Data extract:
===
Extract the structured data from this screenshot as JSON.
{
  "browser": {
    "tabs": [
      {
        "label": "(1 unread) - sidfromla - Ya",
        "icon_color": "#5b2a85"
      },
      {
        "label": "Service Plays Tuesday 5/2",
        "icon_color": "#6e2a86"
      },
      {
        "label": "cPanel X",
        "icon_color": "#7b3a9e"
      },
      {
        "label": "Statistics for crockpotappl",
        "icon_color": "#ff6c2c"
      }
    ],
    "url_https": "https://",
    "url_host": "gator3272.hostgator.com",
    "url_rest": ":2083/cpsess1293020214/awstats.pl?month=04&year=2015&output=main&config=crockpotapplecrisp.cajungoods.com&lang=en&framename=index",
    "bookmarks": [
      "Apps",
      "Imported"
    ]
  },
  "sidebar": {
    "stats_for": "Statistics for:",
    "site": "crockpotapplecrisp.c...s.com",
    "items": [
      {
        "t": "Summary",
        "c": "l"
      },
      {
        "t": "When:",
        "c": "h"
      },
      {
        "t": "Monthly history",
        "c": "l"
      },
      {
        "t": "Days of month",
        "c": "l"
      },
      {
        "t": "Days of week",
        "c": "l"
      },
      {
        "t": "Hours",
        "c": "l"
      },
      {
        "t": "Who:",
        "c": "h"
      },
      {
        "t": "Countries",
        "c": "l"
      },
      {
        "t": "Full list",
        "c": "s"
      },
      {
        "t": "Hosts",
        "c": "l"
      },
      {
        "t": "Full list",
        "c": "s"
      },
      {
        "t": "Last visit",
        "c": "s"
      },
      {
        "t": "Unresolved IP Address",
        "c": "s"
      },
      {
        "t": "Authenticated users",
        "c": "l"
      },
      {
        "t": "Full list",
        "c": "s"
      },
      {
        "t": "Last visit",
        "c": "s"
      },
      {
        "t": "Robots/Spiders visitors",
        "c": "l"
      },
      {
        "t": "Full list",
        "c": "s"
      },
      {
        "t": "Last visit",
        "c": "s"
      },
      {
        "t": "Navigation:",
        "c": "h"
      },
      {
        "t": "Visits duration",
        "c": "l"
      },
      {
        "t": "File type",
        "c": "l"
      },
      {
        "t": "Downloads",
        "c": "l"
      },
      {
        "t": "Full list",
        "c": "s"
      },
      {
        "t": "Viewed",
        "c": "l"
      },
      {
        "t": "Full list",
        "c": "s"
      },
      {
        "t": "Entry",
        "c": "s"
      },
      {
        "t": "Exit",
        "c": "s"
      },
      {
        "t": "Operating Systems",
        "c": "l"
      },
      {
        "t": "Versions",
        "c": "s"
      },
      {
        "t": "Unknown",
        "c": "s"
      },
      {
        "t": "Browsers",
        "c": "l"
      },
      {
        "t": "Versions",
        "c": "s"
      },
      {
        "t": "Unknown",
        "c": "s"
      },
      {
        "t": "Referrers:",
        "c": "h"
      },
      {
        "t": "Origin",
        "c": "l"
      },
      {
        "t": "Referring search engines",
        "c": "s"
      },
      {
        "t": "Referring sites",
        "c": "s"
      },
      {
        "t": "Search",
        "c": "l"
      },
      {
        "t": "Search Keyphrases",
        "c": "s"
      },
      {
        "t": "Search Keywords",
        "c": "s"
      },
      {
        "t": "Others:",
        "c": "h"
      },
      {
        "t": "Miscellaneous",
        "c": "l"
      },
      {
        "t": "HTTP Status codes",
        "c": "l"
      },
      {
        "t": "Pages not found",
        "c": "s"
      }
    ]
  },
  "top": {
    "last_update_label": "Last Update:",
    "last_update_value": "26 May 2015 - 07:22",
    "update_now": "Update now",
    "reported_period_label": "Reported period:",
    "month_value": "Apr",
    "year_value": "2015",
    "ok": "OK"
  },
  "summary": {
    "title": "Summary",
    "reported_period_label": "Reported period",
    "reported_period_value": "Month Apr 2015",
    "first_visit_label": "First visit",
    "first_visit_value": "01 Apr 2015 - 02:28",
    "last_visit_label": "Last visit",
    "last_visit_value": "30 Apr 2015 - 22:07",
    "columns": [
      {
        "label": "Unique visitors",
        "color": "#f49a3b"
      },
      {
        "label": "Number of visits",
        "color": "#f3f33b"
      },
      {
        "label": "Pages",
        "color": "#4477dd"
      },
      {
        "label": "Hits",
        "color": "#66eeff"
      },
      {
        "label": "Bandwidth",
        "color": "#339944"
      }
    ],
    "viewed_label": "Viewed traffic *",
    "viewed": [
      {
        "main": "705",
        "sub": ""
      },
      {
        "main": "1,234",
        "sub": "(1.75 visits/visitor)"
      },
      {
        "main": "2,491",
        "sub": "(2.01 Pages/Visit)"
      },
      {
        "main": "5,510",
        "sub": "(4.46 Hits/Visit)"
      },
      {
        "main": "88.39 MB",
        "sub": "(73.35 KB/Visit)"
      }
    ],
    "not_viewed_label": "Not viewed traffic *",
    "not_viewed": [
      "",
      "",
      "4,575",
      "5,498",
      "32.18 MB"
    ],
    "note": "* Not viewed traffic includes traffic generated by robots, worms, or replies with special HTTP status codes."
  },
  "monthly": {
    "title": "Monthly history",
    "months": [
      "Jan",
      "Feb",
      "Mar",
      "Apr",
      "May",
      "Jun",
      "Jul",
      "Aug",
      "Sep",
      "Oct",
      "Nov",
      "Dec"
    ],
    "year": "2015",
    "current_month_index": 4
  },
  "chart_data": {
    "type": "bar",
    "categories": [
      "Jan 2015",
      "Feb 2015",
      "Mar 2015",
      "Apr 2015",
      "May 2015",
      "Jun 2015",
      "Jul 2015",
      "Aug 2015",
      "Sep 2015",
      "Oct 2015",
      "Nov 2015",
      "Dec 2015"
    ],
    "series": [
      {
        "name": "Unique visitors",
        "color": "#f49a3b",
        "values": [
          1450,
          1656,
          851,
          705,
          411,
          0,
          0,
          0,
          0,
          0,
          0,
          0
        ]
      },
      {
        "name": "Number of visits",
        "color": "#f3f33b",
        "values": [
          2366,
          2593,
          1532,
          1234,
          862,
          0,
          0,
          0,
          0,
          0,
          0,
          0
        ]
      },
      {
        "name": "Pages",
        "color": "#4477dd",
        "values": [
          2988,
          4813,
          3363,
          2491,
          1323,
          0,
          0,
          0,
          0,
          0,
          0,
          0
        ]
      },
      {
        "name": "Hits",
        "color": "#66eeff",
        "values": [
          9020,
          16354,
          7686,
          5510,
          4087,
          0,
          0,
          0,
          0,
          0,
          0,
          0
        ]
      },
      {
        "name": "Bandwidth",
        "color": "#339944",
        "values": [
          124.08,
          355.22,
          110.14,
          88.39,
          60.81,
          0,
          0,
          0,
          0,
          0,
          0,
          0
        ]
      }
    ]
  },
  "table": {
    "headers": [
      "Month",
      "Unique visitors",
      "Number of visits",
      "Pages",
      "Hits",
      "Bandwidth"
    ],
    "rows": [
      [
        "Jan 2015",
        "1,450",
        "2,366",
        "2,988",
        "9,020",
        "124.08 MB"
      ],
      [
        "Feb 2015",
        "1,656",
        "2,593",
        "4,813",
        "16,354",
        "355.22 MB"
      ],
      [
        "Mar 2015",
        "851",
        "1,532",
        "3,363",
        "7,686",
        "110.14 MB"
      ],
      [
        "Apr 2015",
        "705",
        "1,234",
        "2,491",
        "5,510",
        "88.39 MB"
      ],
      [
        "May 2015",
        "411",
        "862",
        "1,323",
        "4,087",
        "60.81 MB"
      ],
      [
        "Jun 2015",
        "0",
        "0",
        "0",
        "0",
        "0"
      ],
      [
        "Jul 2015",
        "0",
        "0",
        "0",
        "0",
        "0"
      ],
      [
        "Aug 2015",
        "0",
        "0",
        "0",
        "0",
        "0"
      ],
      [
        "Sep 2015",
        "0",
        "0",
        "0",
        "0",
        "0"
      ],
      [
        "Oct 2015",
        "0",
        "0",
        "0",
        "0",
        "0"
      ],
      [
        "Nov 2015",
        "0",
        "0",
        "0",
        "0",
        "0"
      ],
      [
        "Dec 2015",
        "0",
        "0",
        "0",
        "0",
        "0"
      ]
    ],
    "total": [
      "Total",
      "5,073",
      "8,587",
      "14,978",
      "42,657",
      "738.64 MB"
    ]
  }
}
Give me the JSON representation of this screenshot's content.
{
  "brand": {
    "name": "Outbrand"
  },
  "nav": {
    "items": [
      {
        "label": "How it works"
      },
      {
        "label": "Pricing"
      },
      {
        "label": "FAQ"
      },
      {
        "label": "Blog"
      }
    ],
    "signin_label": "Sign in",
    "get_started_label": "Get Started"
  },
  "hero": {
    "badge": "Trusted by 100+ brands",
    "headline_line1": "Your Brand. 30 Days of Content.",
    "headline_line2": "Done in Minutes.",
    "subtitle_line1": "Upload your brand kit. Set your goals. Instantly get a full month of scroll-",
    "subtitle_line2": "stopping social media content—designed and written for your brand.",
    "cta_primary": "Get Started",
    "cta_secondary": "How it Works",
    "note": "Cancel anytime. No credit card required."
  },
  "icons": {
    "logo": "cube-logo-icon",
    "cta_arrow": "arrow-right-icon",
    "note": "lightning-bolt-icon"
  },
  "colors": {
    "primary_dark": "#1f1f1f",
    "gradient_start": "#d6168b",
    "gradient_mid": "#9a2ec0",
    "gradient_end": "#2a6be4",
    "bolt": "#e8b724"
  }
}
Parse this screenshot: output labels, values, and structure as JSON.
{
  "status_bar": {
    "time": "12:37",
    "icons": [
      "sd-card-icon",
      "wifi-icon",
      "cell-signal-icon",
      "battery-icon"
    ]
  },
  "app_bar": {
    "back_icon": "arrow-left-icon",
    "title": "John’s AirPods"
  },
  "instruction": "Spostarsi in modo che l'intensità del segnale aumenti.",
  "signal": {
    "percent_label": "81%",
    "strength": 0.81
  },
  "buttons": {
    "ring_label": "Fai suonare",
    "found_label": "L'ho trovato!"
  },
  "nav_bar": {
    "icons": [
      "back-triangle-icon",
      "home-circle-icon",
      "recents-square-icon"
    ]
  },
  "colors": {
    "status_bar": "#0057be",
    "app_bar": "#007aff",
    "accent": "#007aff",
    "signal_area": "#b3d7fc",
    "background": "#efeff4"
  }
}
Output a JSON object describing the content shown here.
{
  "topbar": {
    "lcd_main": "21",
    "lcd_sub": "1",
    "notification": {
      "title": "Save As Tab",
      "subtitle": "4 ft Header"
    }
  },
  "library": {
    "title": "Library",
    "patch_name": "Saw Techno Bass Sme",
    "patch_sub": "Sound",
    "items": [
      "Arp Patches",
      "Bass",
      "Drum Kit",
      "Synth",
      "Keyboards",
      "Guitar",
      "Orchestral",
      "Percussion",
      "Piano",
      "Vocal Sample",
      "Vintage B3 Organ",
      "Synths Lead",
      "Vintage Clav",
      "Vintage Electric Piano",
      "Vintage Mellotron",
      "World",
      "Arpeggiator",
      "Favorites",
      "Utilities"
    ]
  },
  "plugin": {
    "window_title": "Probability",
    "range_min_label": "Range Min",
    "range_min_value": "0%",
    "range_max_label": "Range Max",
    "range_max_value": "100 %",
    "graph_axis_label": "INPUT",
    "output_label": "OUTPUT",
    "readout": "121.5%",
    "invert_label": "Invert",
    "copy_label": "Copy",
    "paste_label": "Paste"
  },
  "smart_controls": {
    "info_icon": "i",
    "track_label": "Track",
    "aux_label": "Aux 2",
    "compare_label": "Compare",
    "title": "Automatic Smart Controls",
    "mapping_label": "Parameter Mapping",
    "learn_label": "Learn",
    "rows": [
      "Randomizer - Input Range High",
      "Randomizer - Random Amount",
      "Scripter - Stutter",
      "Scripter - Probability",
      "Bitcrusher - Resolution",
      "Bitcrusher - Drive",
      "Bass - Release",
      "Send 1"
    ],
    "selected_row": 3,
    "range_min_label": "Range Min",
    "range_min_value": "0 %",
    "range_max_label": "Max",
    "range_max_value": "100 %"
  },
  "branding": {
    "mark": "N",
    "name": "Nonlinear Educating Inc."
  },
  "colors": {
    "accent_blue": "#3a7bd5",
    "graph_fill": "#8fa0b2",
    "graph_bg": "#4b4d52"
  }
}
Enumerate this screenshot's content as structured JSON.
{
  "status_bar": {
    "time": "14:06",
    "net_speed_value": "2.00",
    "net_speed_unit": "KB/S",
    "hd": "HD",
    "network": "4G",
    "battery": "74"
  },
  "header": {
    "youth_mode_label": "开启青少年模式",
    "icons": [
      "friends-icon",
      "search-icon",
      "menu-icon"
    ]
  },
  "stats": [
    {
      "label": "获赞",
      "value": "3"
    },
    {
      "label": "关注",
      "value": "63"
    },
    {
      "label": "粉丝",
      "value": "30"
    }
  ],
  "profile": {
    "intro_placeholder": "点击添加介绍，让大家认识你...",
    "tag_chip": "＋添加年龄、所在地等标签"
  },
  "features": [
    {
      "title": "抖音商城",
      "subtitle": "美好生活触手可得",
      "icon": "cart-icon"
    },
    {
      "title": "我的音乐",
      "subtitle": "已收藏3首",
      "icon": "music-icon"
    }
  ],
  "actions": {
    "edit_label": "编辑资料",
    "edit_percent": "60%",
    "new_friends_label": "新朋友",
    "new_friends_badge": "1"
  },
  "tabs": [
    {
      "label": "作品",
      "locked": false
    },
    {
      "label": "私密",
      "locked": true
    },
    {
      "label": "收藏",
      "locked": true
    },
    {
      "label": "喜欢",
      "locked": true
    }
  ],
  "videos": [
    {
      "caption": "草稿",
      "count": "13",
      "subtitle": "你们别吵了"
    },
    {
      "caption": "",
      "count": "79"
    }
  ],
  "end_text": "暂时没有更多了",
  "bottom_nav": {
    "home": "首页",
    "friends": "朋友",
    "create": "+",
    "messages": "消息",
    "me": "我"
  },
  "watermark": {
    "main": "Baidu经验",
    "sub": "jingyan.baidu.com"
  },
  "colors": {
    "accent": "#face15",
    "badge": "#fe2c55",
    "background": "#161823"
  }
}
===
Task:
Pull out every line in the material above where "Probability" occurs.

Expected answer:
    "window_title": "Probability",
      "Scripter - Probability",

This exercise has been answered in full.